━━━ Available data
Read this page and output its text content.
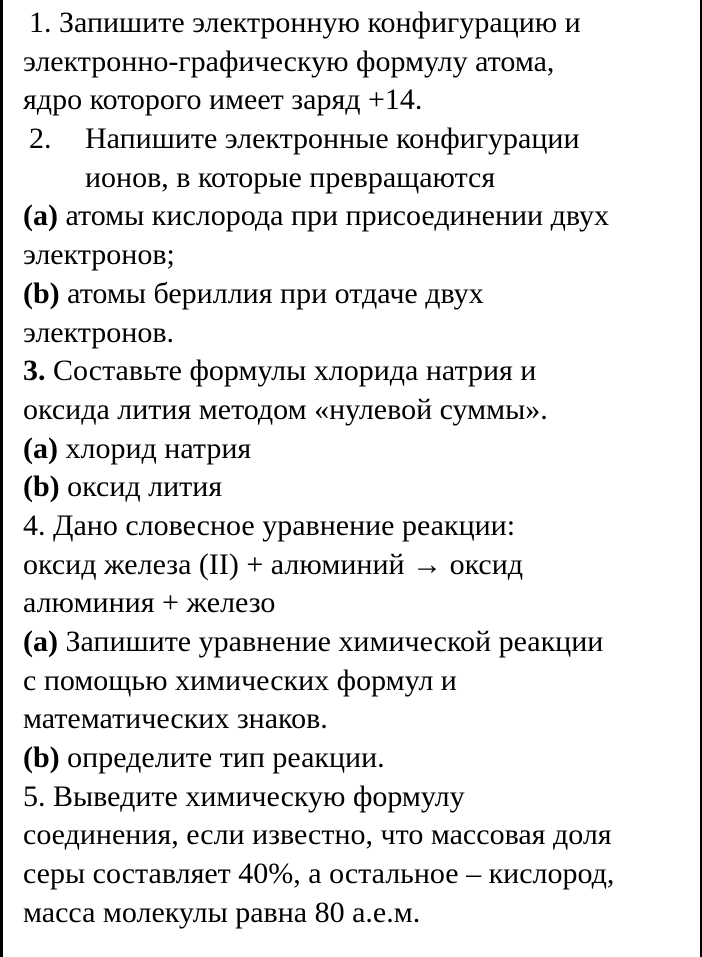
1. Запишите электронную конфигурацию и
электронно-графическую формулу атома,
ядро которого имеет заряд +14.
2. Напишите электронные конфигурации
ионов, в которые превращаются
(a) атомы кислорода при присоединении двух
электронов;
(b) атомы бериллия при отдаче двух
электронов.
3. Составьте формулы хлорида натрия и
оксида лития методом «нулевой суммы».
(a) хлорид натрия
(b) оксид лития
4. Дано словесное уравнение реакции:
оксид железа (II) + алюминий → оксид
алюминия + железо
(a) Запишите уравнение химической реакции
с помощью химических формул и
математических знаков.
(b) определите тип реакции.
5. Выведите химическую формулу
соединения, если известно, что массовая доля
серы составляет 40%, а остальное – кислород,
масса молекулы равна 80 а.е.м.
━━━━━━
Exercise requirements:
Your task is to transcribe all of the records precisely, with no images included.

Solution for this problem:
Read this page and output its text content.
1. Запишите электронную конфигурацию и
электронно-графическую формулу атома,
ядро которого имеет заряд +14.
2. Напишите электронные конфигурации
ионов, в которые превращаются
(a) атомы кислорода при присоединении двух
электронов;
(b) атомы бериллия при отдаче двух
электронов.
3. Составьте формулы хлорида натрия и
оксида лития методом «нулевой суммы».
(a) хлорид натрия
(b) оксид лития
4. Дано словесное уравнение реакции:
оксид железа (II) + алюминий → оксид
алюминия + железо
(a) Запишите уравнение химической реакции
с помощью химических формул и
математических знаков.
(b) определите тип реакции.
5. Выведите химическую формулу
соединения, если известно, что массовая доля
серы составляет 40%, а остальное – кислород,
масса молекулы равна 80 а.е.м.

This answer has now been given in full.